Short task | List all the lines in these records that hold "работают".

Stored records
▼▼▼

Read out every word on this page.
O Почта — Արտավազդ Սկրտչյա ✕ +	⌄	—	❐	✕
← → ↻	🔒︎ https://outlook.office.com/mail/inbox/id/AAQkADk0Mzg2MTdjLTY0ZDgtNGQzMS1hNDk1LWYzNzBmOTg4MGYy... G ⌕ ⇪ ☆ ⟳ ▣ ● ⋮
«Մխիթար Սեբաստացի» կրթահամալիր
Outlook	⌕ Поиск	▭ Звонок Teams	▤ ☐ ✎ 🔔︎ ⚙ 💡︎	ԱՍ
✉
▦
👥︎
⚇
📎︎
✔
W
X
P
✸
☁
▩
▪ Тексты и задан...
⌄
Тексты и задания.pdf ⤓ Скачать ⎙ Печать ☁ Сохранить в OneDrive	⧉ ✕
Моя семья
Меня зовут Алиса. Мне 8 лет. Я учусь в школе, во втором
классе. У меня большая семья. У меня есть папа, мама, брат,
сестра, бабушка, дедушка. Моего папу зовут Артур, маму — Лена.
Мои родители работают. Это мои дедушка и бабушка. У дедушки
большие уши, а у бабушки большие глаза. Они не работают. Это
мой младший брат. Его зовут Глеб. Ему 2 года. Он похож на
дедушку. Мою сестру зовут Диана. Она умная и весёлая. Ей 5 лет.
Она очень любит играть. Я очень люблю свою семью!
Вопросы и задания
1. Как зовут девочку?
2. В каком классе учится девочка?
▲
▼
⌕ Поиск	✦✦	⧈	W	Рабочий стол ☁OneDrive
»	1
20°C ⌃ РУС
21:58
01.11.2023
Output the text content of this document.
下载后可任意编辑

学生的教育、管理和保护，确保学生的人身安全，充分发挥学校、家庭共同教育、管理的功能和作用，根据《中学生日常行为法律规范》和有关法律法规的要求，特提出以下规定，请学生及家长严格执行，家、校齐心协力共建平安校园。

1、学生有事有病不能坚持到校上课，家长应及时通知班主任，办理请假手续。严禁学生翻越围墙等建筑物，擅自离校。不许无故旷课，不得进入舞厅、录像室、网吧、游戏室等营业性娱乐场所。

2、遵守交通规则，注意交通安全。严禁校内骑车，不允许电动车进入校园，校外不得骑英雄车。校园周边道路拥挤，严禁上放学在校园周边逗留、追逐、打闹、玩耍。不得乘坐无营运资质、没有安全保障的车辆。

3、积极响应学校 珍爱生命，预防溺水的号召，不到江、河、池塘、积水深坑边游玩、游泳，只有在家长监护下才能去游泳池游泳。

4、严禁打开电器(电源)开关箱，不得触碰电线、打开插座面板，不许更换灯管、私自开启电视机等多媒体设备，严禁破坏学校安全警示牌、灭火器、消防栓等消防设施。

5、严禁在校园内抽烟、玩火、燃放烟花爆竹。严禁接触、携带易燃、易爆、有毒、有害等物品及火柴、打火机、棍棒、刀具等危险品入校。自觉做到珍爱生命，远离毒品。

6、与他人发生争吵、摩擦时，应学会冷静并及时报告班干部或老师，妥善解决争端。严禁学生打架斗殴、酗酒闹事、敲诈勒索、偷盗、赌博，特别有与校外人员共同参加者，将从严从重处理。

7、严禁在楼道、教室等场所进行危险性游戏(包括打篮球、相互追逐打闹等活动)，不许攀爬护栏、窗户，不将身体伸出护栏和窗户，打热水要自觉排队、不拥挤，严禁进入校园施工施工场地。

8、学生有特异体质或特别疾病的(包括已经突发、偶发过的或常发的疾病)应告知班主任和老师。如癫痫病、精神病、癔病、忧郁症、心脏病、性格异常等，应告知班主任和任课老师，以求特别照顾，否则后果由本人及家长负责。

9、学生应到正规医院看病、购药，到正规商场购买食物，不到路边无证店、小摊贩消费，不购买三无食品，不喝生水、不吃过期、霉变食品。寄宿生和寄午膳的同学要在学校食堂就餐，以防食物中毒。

▲▲▲

Complete answer |
Мои родители работают. Это мои дедушка и бабушка. У дедушки
большие уши, а у бабушки большие глаза. Они не работают. Это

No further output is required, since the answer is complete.